Check each line of the material. Copy those containing "fonction".

——————————

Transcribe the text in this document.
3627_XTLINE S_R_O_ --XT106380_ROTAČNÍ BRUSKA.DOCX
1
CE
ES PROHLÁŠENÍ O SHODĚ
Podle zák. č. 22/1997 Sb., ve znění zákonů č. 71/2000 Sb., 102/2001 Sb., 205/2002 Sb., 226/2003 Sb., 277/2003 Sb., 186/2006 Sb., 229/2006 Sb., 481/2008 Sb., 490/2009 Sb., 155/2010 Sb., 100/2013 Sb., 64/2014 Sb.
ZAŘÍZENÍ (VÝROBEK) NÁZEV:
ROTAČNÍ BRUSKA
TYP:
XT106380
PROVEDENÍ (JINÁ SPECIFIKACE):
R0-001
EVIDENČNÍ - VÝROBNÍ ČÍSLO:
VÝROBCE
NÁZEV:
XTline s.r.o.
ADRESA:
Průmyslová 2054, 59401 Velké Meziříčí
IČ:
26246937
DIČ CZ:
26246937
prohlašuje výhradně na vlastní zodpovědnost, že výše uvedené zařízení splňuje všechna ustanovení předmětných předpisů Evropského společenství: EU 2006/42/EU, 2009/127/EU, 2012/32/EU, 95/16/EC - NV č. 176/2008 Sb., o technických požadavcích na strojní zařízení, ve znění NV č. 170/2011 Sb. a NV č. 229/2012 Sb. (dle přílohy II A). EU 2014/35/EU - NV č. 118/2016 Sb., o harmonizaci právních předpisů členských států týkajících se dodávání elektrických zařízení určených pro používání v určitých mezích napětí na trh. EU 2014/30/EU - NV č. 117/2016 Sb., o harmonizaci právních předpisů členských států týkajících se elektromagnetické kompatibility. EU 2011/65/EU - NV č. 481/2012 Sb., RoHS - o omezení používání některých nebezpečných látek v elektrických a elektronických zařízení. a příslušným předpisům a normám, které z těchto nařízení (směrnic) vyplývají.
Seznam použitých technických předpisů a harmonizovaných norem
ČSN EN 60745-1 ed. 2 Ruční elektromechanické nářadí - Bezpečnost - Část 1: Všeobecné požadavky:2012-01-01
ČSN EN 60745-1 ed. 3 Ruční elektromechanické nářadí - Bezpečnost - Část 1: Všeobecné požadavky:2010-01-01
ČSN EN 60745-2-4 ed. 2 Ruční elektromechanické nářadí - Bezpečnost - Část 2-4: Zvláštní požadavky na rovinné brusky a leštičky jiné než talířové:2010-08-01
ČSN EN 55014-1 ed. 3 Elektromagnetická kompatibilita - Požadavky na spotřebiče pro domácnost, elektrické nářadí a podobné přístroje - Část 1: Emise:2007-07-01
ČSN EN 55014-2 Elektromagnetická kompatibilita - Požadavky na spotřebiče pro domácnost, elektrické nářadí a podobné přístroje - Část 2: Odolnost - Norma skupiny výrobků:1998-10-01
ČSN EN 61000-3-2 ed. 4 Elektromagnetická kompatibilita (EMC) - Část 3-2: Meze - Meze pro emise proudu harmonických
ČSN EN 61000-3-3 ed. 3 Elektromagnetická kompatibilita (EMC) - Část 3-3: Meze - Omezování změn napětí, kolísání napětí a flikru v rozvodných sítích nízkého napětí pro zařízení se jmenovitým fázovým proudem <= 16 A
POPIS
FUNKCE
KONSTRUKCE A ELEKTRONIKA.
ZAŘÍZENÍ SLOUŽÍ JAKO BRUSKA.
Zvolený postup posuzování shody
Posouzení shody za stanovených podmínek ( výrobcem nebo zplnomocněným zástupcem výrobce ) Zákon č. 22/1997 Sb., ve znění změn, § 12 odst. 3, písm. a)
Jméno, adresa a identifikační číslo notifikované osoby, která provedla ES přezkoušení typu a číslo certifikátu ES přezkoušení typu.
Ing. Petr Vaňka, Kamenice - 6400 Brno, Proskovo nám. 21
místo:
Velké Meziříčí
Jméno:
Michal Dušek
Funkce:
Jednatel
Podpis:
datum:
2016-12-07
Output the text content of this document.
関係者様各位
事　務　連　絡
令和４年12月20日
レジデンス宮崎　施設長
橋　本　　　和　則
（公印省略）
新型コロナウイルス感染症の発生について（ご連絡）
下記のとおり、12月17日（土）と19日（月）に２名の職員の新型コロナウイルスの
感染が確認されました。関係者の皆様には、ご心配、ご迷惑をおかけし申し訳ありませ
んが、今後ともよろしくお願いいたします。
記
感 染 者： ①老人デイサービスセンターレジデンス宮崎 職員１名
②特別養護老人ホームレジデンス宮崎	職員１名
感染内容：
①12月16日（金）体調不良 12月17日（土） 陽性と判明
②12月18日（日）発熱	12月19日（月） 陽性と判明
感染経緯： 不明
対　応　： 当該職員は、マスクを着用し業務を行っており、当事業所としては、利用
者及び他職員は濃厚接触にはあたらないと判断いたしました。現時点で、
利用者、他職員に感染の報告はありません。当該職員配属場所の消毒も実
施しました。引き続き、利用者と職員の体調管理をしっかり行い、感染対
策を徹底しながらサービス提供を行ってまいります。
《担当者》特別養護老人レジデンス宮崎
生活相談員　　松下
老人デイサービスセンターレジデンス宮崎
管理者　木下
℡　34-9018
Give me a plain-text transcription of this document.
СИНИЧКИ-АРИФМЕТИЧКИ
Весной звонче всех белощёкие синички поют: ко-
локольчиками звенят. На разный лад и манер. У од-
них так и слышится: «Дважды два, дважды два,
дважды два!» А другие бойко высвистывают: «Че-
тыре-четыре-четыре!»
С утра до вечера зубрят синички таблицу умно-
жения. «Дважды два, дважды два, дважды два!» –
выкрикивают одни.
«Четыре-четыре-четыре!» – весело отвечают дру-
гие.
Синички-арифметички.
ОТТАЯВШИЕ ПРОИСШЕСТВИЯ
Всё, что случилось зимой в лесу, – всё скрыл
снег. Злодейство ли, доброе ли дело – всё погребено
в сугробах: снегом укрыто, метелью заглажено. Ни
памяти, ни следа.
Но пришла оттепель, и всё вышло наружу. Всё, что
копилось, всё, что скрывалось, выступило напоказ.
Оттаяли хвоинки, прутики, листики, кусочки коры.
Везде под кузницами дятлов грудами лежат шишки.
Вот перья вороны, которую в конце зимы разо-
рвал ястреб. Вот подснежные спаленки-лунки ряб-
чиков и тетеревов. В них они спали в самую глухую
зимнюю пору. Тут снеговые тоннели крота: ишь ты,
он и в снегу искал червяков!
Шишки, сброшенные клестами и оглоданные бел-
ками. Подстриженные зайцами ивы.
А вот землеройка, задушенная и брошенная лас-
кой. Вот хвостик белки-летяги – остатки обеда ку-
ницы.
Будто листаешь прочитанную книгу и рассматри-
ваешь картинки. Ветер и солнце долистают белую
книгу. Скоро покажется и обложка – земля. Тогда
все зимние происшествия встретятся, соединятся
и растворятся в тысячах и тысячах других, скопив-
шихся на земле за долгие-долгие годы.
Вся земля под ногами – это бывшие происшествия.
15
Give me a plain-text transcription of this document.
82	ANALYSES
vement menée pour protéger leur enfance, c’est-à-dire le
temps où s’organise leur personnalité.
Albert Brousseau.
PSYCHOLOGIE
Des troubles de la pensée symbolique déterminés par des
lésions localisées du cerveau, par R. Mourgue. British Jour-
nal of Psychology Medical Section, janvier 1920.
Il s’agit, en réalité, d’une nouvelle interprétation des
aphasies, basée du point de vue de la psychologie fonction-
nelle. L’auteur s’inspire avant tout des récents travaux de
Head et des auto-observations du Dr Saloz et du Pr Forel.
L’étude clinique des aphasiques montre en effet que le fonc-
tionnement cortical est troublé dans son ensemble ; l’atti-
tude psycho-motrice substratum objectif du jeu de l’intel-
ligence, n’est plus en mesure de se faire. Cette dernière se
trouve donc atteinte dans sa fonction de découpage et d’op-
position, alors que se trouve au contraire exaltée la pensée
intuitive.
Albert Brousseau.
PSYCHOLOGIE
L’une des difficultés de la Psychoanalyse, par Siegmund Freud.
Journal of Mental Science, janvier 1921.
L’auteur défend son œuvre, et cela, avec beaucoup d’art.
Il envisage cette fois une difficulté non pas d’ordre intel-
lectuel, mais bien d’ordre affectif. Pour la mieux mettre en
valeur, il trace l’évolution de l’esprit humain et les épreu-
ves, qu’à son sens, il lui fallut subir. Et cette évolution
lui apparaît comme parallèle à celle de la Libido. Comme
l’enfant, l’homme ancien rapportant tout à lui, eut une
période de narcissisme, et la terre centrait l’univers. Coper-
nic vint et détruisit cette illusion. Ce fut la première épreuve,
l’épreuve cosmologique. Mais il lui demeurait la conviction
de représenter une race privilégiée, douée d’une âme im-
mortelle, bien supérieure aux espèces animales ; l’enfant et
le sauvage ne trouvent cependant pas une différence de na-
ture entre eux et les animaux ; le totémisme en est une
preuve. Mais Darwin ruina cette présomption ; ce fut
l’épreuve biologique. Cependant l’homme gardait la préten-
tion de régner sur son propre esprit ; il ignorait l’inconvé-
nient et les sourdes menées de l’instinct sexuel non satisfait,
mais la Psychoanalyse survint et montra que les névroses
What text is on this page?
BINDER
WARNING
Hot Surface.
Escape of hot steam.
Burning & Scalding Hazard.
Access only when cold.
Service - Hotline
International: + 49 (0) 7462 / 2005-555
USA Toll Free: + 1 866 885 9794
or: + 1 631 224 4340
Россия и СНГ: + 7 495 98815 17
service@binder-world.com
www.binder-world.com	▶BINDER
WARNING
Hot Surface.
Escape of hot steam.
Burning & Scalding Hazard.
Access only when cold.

——————————

▶ _Answer to this exercise_:
aphasies, basée du point de vue de la psychologie fonction-
trouve donc atteinte dans sa fonction de découpage et d’op-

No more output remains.